## Given exercise
Retype the records below word for word and omit any image.

Records contained in a dataset:
►
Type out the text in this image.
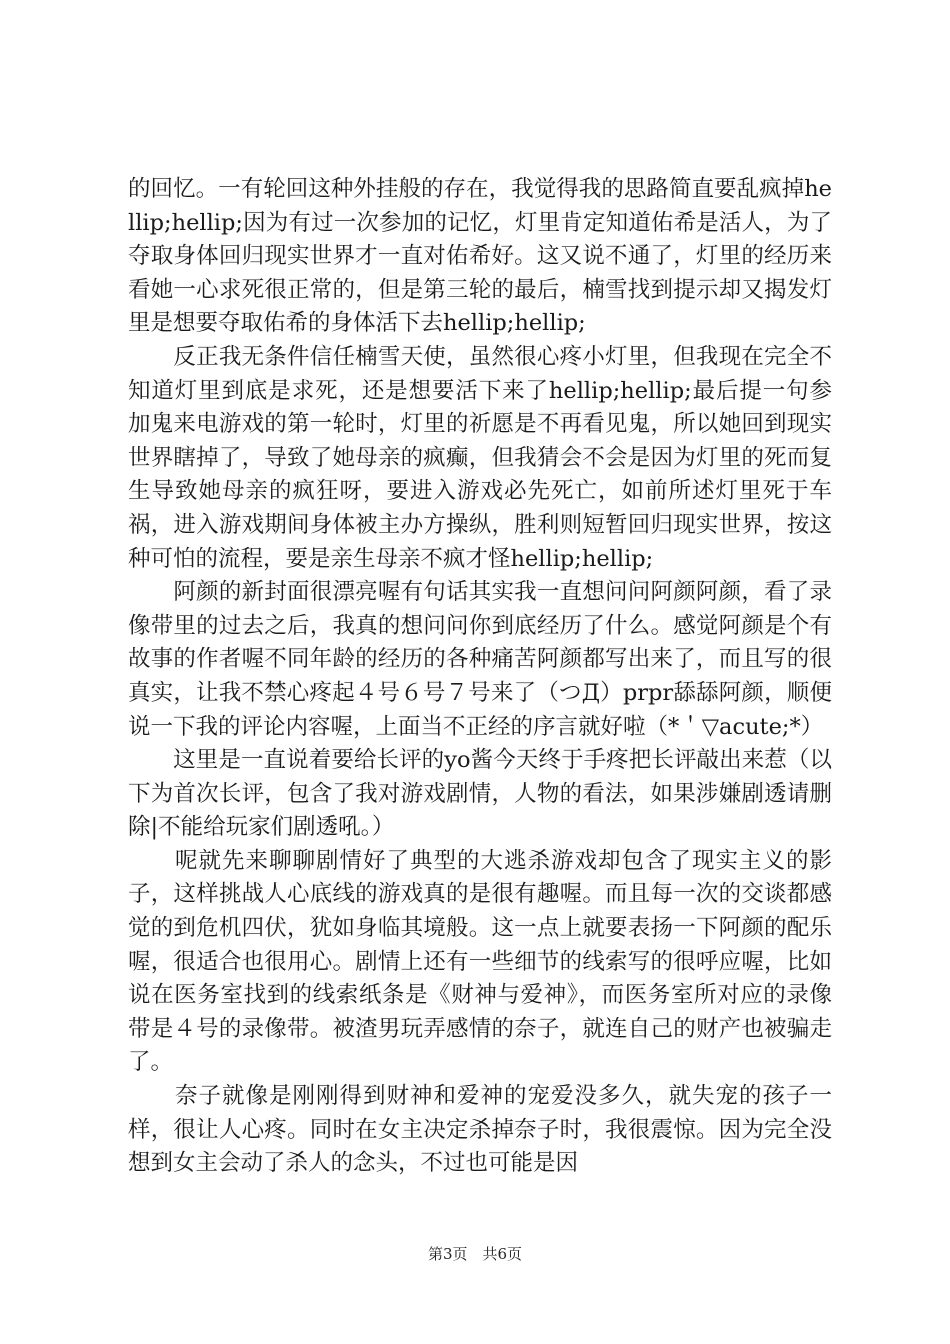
的回忆。一有轮回这种外挂般的存在，我觉得我的思路简直要乱疯掉hellip;hellip;因为有过一次参加的记忆，灯里肯定知道佑希是活人，为了夺取身体回归现实世界才一直对佑希好。这又说不通了，灯里的经历来看她一心求死很正常的，但是第三轮的最后，楠雪找到提示却又揭发灯里是想要夺取佑希的身体活下去hellip;hellip;

　　反正我无条件信任楠雪天使，虽然很心疼小灯里，但我现在完全不知道灯里到底是求死，还是想要活下来了hellip;hellip;最后提一句参加鬼来电游戏的第一轮时，灯里的祈愿是不再看见鬼，所以她回到现实世界瞎掉了，导致了她母亲的疯癫，但我猜会不会是因为灯里的死而复生导致她母亲的疯狂呀，要进入游戏必先死亡，如前所述灯里死于车祸，进入游戏期间身体被主办方操纵，胜利则短暂回归现实世界，按这种可怕的流程，要是亲生母亲不疯才怪hellip;hellip;

　　阿颜的新封面很漂亮喔有句话其实我一直想问问阿颜阿颜，看了录像带里的过去之后，我真的想问问你到底经历了什么。感觉阿颜是个有故事的作者喔不同年龄的经历的各种痛苦阿颜都写出来了，而且写的很真实，让我不禁心疼起４号６号７号来了（つД）prpr舔舔阿颜，顺便说一下我的评论内容喔，上面当不正经的序言就好啦（*＇▽acute;*）

　　这里是一直说着要给长评的yo酱今天终于手疼把长评敲出来惹（以下为首次长评，包含了我对游戏剧情，人物的看法，如果涉嫌剧透请删除|不能给玩家们剧透吼。）

　　呢就先来聊聊剧情好了典型的大逃杀游戏却包含了现实主义的影子，这样挑战人心底线的游戏真的是很有趣喔。而且每一次的交谈都感觉的到危机四伏，犹如身临其境般。这一点上就要表扬一下阿颜的配乐喔，很适合也很用心。剧情上还有一些细节的线索写的很呼应喔，比如说在医务室找到的线索纸条是《财神与爱神》，而医务室所对应的录像带是４号的录像带。被渣男玩弄感情的奈子，就连自己的财产也被骗走了。

　　奈子就像是刚刚得到财神和爱神的宠爱没多久，就失宠的孩子一样，很让人心疼。同时在女主决定杀掉奈子时，我很震惊。因为完全没想到女主会动了杀人的念头，不过也可能是因

第3页　共6页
◄
## Written solution
Type out the text in this image.
的回忆。一有轮回这种外挂般的存在，我觉得我的思路简直要乱疯掉hellip;hellip;因为有过一次参加的记忆，灯里肯定知道佑希是活人，为了夺取身体回归现实世界才一直对佑希好。这又说不通了，灯里的经历来看她一心求死很正常的，但是第三轮的最后，楠雪找到提示却又揭发灯里是想要夺取佑希的身体活下去hellip;hellip;

　　反正我无条件信任楠雪天使，虽然很心疼小灯里，但我现在完全不知道灯里到底是求死，还是想要活下来了hellip;hellip;最后提一句参加鬼来电游戏的第一轮时，灯里的祈愿是不再看见鬼，所以她回到现实世界瞎掉了，导致了她母亲的疯癫，但我猜会不会是因为灯里的死而复生导致她母亲的疯狂呀，要进入游戏必先死亡，如前所述灯里死于车祸，进入游戏期间身体被主办方操纵，胜利则短暂回归现实世界，按这种可怕的流程，要是亲生母亲不疯才怪hellip;hellip;

　　阿颜的新封面很漂亮喔有句话其实我一直想问问阿颜阿颜，看了录像带里的过去之后，我真的想问问你到底经历了什么。感觉阿颜是个有故事的作者喔不同年龄的经历的各种痛苦阿颜都写出来了，而且写的很真实，让我不禁心疼起４号６号７号来了（つД）prpr舔舔阿颜，顺便说一下我的评论内容喔，上面当不正经的序言就好啦（*＇▽acute;*）

　　这里是一直说着要给长评的yo酱今天终于手疼把长评敲出来惹（以下为首次长评，包含了我对游戏剧情，人物的看法，如果涉嫌剧透请删除|不能给玩家们剧透吼。）

　　呢就先来聊聊剧情好了典型的大逃杀游戏却包含了现实主义的影子，这样挑战人心底线的游戏真的是很有趣喔。而且每一次的交谈都感觉的到危机四伏，犹如身临其境般。这一点上就要表扬一下阿颜的配乐喔，很适合也很用心。剧情上还有一些细节的线索写的很呼应喔，比如说在医务室找到的线索纸条是《财神与爱神》，而医务室所对应的录像带是４号的录像带。被渣男玩弄感情的奈子，就连自己的财产也被骗走了。

　　奈子就像是刚刚得到财神和爱神的宠爱没多久，就失宠的孩子一样，很让人心疼。同时在女主决定杀掉奈子时，我很震惊。因为完全没想到女主会动了杀人的念头，不过也可能是因

第3页　共6页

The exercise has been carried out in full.